Output the material beneath exactly, leaving nothing out.

- DATA PROVIDED:
=-=-=

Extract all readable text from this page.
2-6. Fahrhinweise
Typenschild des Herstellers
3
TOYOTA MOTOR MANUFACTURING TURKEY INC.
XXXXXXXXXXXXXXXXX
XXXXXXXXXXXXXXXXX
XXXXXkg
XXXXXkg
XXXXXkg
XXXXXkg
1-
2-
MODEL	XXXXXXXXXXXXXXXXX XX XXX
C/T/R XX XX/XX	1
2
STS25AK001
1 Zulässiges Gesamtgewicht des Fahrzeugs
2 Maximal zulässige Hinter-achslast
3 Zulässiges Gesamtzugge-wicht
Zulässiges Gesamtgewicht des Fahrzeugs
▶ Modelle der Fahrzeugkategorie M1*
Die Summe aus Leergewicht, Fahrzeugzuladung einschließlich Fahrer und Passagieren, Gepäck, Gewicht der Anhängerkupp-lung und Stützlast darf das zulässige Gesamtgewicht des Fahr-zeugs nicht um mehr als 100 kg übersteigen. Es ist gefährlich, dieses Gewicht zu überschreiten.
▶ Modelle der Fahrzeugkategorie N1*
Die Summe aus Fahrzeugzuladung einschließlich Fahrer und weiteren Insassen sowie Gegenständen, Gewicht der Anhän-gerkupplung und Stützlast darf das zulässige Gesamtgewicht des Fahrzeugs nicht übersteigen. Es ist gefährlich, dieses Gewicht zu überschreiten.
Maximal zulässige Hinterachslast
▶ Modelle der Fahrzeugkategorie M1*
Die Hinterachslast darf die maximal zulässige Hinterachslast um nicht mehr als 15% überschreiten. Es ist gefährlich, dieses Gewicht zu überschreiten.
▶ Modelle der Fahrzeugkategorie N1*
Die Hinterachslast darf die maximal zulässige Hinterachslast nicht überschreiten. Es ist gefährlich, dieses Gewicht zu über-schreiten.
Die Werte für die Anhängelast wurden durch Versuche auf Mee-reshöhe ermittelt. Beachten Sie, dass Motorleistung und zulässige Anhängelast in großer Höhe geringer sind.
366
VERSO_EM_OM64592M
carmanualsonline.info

=-=-=

- SOLUTION TO THE PROBLEM:
Extract all readable text from this page.
2-6. Fahrhinweise
Typenschild des Herstellers
3
TOYOTA MOTOR MANUFACTURING TURKEY INC.
XXXXXXXXXXXXXXXXX
XXXXXXXXXXXXXXXXX
XXXXXkg
XXXXXkg
XXXXXkg
XXXXXkg
1-
2-
MODEL	XXXXXXXXXXXXXXXXX XX XXX
C/T/R XX XX/XX	1
2
STS25AK001
1 Zulässiges Gesamtgewicht des Fahrzeugs
2 Maximal zulässige Hinter-achslast
3 Zulässiges Gesamtzugge-wicht
Zulässiges Gesamtgewicht des Fahrzeugs
▶ Modelle der Fahrzeugkategorie M1*
Die Summe aus Leergewicht, Fahrzeugzuladung einschließlich Fahrer und Passagieren, Gepäck, Gewicht der Anhängerkupp-lung und Stützlast darf das zulässige Gesamtgewicht des Fahr-zeugs nicht um mehr als 100 kg übersteigen. Es ist gefährlich, dieses Gewicht zu überschreiten.
▶ Modelle der Fahrzeugkategorie N1*
Die Summe aus Fahrzeugzuladung einschließlich Fahrer und weiteren Insassen sowie Gegenständen, Gewicht der Anhän-gerkupplung und Stützlast darf das zulässige Gesamtgewicht des Fahrzeugs nicht übersteigen. Es ist gefährlich, dieses Gewicht zu überschreiten.
Maximal zulässige Hinterachslast
▶ Modelle der Fahrzeugkategorie M1*
Die Hinterachslast darf die maximal zulässige Hinterachslast um nicht mehr als 15% überschreiten. Es ist gefährlich, dieses Gewicht zu überschreiten.
▶ Modelle der Fahrzeugkategorie N1*
Die Hinterachslast darf die maximal zulässige Hinterachslast nicht überschreiten. Es ist gefährlich, dieses Gewicht zu über-schreiten.
Die Werte für die Anhängelast wurden durch Versuche auf Mee-reshöhe ermittelt. Beachten Sie, dass Motorleistung und zulässige Anhängelast in großer Höhe geringer sind.
366
VERSO_EM_OM64592M
carmanualsonline.info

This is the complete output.